▶ **Work to be completed**
Locate each line holding the string "ЛЕКАР" and copy it.

▶ **Entries**
▽

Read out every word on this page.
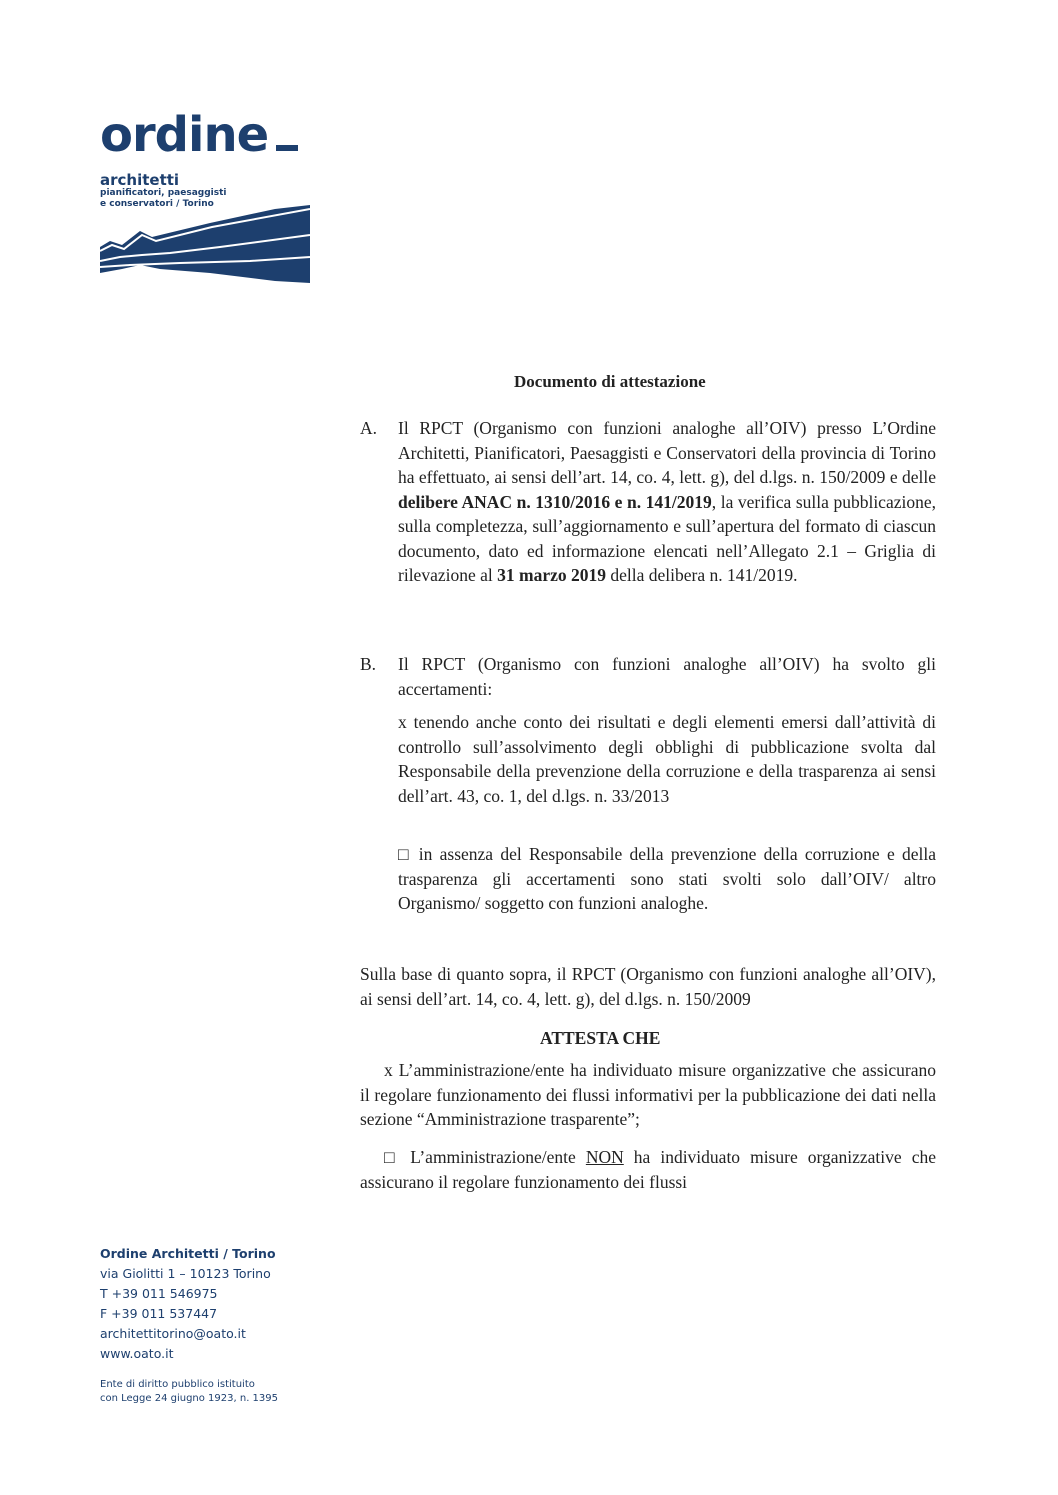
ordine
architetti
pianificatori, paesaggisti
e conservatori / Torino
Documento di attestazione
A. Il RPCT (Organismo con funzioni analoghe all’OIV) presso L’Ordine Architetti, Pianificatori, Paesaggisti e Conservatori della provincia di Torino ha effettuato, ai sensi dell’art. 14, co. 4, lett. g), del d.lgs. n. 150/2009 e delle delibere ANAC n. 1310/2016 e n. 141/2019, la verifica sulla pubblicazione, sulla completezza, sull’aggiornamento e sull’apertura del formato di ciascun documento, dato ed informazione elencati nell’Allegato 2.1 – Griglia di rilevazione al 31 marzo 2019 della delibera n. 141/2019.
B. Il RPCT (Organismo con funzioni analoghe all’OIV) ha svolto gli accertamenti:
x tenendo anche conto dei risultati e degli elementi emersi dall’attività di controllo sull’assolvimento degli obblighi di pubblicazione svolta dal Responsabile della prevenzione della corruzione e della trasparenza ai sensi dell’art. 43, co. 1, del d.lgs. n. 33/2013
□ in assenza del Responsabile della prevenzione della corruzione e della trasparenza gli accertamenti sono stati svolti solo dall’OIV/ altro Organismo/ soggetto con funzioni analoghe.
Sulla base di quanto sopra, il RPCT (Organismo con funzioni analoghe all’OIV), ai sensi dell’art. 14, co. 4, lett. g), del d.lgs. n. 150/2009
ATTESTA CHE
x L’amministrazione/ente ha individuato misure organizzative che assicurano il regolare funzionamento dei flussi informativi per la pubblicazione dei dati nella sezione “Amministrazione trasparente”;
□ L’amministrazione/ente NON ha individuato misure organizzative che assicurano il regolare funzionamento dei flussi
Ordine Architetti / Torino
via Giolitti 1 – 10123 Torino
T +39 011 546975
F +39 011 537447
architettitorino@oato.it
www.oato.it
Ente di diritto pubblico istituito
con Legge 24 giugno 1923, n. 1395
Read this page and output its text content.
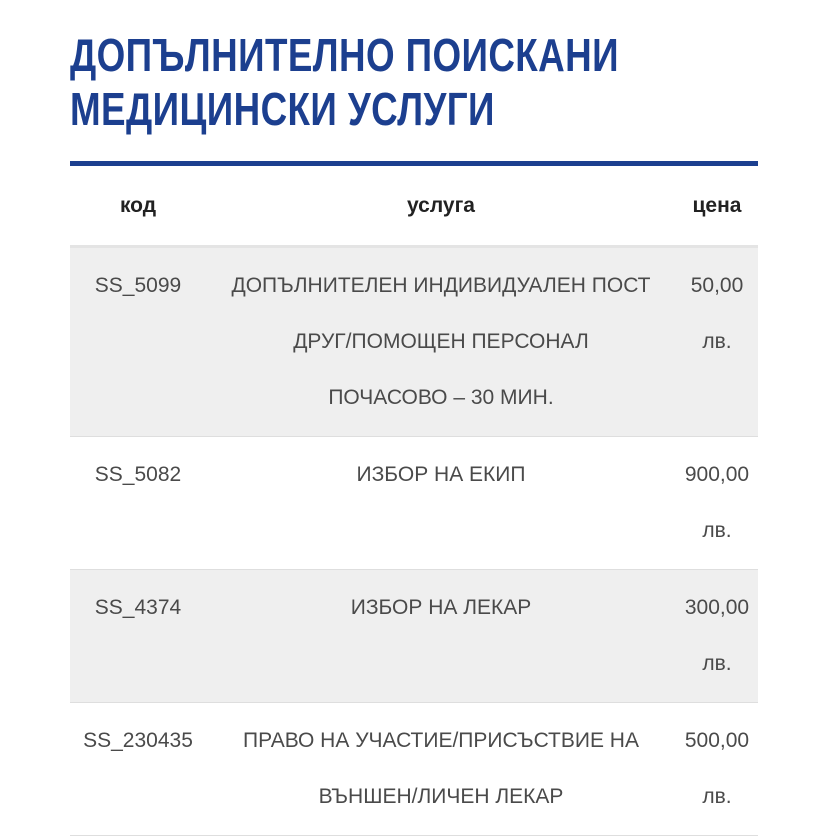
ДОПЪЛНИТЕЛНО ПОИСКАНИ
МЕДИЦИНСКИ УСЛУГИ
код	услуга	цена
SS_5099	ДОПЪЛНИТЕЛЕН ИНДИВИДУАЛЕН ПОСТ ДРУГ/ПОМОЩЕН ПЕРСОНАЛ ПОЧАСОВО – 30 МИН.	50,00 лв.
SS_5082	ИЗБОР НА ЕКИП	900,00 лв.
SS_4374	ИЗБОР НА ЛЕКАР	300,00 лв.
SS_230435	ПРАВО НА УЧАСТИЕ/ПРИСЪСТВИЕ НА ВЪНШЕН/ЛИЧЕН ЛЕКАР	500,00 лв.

△

▶ **Answer**
SS_4374	ИЗБОР НА ЛЕКАР	300,00 лв.
SS_230435	ПРАВО НА УЧАСТИЕ/ПРИСЪСТВИЕ НА ВЪНШЕН/ЛИЧЕН ЛЕКАР	500,00 лв.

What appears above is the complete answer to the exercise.